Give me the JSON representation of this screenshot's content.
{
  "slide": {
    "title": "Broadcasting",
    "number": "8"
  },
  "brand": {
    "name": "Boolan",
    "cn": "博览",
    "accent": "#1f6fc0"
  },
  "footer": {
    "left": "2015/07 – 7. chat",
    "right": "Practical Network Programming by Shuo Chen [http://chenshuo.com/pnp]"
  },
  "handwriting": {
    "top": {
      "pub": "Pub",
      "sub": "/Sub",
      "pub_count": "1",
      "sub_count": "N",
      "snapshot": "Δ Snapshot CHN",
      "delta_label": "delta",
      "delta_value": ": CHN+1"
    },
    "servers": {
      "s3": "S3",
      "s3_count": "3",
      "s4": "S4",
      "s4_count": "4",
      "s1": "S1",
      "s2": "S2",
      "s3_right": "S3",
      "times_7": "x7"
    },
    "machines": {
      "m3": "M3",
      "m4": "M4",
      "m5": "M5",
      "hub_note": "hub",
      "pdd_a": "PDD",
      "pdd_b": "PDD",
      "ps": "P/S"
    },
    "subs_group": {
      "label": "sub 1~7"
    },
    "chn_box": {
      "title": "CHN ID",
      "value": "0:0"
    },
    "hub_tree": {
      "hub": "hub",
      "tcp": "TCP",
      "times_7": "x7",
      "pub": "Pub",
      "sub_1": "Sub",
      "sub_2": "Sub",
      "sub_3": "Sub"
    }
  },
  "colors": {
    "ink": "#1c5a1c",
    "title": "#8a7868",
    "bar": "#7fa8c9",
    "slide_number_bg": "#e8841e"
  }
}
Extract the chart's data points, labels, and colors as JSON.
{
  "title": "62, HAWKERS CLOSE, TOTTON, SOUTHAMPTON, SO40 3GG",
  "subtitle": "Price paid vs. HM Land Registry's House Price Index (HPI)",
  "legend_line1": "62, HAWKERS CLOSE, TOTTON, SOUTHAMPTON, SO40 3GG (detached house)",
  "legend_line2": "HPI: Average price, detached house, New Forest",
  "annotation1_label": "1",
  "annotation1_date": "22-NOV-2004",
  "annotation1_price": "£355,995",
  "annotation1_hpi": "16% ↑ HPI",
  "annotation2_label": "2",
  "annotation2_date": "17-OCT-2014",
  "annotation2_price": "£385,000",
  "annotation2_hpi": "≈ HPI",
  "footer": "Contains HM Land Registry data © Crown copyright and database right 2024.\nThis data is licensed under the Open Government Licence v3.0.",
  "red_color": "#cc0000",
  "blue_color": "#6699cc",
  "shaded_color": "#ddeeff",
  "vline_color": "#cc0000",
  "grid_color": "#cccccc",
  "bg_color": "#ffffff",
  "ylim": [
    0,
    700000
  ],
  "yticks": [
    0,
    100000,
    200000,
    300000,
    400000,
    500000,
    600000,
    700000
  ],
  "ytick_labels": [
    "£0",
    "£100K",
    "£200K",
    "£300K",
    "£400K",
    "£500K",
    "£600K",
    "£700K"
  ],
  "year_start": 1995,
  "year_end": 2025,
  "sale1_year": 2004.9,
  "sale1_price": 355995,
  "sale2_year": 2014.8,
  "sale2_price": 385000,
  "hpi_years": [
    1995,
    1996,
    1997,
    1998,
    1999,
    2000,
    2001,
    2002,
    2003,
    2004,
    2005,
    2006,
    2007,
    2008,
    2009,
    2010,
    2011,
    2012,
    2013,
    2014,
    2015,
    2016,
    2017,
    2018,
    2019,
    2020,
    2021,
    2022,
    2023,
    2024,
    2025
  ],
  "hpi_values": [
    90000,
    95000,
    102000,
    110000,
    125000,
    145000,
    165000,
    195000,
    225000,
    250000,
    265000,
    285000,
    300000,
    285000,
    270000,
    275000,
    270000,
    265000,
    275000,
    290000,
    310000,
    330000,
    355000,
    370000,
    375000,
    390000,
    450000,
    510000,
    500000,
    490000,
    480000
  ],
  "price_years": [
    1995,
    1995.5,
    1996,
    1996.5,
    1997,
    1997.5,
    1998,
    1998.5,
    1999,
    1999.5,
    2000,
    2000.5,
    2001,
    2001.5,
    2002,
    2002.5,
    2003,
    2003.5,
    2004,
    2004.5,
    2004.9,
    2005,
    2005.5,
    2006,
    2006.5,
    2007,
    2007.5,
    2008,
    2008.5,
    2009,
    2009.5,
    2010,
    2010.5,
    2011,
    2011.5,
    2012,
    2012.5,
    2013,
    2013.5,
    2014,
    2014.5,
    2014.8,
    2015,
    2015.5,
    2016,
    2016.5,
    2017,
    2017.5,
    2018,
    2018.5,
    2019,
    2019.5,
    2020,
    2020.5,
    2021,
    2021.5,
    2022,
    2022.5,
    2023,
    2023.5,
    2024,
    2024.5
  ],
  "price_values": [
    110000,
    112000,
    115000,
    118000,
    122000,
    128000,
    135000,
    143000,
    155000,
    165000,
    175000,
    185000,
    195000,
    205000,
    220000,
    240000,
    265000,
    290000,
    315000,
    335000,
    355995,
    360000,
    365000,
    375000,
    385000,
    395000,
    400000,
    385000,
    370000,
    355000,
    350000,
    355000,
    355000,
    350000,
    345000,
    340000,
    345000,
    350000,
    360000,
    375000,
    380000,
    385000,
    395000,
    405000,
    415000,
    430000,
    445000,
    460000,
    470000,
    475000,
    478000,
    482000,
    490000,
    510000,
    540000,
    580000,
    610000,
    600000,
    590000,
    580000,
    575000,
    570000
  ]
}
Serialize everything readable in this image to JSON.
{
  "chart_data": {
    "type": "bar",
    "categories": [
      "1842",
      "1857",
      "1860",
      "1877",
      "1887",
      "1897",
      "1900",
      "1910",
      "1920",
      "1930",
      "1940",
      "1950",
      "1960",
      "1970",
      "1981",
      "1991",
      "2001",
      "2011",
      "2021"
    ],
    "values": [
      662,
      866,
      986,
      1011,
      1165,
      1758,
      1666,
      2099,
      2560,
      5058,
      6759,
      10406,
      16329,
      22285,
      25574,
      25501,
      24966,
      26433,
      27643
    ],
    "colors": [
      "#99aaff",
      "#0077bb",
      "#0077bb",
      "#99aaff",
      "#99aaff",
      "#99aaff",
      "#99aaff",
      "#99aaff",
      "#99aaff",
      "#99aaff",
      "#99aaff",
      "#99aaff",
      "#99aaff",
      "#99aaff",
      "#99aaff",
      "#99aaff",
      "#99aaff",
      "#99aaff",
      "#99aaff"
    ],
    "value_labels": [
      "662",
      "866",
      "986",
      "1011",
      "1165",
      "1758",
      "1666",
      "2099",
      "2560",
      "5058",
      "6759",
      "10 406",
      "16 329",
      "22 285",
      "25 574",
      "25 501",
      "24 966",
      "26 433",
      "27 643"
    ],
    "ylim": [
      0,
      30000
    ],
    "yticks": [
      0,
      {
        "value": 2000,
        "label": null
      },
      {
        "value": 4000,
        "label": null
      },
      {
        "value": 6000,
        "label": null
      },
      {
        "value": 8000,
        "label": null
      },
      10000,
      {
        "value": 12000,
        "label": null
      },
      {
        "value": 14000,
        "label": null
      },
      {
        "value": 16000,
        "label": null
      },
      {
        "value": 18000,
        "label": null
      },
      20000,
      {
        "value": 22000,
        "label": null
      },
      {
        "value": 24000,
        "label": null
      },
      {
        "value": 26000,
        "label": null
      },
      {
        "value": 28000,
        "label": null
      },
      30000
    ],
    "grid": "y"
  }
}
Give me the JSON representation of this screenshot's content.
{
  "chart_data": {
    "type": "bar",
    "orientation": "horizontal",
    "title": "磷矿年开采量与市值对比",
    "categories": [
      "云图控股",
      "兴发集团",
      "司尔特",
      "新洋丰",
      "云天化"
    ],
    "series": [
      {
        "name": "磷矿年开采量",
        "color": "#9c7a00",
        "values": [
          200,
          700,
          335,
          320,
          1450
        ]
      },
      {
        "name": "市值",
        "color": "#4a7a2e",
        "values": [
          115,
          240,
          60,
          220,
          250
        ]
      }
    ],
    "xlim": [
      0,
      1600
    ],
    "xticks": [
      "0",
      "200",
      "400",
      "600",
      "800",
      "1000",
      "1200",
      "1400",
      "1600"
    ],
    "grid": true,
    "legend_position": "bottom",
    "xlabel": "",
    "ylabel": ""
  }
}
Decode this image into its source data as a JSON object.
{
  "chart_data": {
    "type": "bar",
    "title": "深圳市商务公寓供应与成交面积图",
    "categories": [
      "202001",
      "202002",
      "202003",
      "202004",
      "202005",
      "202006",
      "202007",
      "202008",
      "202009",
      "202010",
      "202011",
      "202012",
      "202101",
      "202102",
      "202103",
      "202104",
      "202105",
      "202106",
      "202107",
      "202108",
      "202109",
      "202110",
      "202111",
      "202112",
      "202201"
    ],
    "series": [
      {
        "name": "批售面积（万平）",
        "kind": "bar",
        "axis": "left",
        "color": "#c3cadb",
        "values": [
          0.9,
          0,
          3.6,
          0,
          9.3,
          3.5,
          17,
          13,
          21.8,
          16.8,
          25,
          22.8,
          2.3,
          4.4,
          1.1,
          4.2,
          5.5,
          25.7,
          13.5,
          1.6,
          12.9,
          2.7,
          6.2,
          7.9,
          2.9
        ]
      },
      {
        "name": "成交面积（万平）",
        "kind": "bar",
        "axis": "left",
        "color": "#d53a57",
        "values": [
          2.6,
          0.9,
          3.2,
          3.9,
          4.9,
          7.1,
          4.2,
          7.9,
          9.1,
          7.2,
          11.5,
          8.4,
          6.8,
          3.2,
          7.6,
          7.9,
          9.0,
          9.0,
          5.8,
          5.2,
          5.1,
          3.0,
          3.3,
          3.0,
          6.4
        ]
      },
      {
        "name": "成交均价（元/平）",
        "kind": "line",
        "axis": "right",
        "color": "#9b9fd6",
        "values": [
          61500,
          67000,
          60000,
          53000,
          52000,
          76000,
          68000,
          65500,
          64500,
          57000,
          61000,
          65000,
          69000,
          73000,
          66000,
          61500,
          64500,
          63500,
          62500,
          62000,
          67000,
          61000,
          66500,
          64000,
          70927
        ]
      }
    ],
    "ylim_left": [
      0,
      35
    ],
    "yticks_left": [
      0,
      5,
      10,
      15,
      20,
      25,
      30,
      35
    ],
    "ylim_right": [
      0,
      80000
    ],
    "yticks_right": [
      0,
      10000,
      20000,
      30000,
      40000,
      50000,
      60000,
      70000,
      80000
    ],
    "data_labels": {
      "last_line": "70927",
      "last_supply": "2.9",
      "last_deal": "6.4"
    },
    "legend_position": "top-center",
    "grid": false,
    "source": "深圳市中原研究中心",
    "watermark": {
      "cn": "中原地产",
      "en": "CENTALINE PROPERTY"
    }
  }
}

+---+

# [Exercise brief]
Display every line of the listing that contains the string "name".

# [The reply]
    "name": "Boolan",
        "name": "磷矿年开采量",
        "name": "市值",
        "name": "批售面积（万平）",
        "name": "成交面积（万平）",
        "name": "成交均价（元/平）",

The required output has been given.